*WHAT THE TASK REQUIRES:*
All lines holding the string "Countries" are to be shown.

*MATERIAL SHOWN:*

--------------------------------

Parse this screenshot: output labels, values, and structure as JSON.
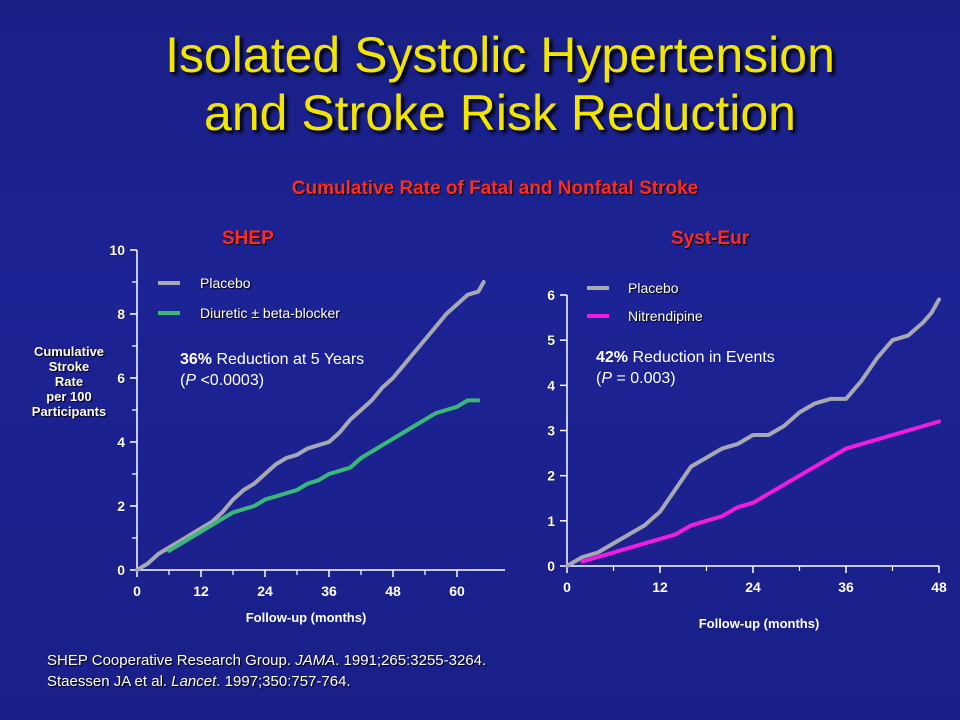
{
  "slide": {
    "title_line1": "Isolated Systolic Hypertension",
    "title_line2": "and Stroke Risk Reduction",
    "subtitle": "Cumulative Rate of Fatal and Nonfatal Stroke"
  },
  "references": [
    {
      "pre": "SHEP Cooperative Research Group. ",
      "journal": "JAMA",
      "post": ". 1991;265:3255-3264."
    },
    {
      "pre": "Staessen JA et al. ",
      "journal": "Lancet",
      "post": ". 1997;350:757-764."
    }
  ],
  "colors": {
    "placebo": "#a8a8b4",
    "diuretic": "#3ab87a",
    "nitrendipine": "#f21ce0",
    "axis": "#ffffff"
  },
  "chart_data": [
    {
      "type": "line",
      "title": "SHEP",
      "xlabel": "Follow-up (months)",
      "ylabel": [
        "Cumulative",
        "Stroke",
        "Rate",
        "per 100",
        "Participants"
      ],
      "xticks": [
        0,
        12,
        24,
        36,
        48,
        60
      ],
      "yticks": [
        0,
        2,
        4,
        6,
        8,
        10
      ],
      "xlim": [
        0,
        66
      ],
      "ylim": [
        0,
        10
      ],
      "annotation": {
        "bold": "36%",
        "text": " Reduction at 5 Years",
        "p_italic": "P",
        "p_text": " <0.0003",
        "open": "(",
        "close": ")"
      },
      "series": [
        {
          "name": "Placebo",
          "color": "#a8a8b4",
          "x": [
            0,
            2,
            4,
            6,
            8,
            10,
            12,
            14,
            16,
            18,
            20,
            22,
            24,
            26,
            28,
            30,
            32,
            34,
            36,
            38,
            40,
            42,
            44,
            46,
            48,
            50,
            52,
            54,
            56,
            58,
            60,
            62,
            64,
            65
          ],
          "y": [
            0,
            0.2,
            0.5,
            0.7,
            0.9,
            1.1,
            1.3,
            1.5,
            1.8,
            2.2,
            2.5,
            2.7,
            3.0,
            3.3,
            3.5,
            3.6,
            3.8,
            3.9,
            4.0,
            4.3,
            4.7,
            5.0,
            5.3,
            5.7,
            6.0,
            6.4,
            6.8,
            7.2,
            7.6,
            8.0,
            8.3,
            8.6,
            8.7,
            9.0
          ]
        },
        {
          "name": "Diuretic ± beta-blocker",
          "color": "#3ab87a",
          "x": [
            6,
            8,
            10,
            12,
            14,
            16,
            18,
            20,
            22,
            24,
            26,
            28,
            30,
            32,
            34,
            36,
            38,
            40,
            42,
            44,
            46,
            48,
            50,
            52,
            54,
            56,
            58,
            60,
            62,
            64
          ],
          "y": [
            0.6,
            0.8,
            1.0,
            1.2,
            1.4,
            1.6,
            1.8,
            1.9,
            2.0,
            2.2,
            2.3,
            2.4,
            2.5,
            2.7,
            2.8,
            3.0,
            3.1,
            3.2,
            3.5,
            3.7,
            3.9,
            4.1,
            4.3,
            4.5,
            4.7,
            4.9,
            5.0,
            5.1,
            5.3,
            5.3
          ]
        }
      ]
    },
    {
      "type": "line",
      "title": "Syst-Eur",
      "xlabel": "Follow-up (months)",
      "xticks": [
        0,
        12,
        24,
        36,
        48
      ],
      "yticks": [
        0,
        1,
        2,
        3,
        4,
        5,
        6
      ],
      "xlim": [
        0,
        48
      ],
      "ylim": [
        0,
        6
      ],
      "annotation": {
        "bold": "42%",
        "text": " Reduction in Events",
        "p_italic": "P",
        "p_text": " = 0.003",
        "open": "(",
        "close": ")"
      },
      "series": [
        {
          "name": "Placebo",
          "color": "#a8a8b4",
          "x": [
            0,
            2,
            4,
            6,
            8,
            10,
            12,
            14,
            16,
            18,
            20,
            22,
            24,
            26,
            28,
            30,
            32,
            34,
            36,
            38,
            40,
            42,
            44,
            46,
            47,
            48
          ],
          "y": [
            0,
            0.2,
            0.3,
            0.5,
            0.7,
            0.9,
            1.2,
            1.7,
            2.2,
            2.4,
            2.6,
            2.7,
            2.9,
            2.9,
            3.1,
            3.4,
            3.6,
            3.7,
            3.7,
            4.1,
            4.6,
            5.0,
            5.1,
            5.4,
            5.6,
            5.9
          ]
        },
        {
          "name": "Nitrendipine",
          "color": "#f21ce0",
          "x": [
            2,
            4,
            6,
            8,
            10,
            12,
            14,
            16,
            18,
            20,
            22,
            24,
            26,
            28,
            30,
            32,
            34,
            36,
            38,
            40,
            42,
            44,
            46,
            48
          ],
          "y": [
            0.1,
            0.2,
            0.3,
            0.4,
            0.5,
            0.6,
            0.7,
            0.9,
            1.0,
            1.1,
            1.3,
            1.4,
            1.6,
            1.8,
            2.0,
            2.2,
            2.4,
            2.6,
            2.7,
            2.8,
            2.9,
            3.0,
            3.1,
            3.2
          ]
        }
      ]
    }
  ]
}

--------------------------------

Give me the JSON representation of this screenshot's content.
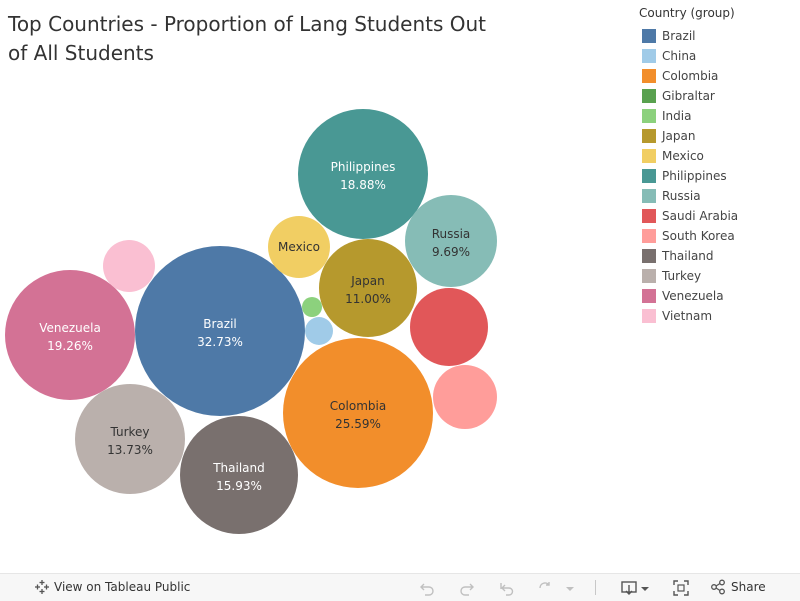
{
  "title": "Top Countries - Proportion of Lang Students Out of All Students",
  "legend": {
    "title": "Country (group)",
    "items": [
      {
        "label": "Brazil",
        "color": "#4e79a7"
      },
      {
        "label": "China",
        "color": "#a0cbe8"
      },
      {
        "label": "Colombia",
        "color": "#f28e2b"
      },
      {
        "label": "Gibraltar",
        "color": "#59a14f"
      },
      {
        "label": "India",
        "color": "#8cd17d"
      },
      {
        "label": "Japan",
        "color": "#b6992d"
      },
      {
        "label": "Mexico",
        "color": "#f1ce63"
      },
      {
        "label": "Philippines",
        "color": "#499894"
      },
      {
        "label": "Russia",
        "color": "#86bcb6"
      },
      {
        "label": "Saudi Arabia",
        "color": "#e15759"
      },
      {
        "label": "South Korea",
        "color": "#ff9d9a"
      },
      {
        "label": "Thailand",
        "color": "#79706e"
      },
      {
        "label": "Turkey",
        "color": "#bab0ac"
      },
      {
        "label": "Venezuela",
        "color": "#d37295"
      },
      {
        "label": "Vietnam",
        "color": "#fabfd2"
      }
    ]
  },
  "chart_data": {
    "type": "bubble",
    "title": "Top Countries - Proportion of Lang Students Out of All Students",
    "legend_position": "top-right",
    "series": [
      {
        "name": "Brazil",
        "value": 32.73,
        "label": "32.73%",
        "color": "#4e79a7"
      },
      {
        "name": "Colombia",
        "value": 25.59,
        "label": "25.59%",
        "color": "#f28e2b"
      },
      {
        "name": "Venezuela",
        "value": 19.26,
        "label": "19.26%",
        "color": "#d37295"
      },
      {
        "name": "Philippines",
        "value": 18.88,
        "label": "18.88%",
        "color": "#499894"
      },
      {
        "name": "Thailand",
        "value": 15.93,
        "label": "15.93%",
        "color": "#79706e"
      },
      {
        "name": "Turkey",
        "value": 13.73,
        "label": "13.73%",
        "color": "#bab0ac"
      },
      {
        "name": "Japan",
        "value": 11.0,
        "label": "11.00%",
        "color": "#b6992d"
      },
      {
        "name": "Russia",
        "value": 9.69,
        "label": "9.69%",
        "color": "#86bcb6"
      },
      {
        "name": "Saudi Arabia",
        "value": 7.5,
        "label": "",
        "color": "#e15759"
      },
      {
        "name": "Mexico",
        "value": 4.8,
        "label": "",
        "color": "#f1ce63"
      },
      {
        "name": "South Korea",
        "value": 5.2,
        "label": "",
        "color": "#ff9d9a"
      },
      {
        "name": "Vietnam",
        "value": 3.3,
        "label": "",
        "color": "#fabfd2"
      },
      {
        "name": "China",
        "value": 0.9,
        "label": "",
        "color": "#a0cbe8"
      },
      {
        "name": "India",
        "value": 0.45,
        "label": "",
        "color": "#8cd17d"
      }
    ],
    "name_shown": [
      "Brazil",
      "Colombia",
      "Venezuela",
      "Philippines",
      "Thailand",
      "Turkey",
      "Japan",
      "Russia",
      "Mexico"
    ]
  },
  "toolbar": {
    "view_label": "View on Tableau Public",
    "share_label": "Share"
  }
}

--------------------------------

*THE SOLUTION:*
  "title": "Top Countries - Proportion of Lang Students Out of All Students",
    "title": "Top Countries - Proportion of Lang Students Out of All Students",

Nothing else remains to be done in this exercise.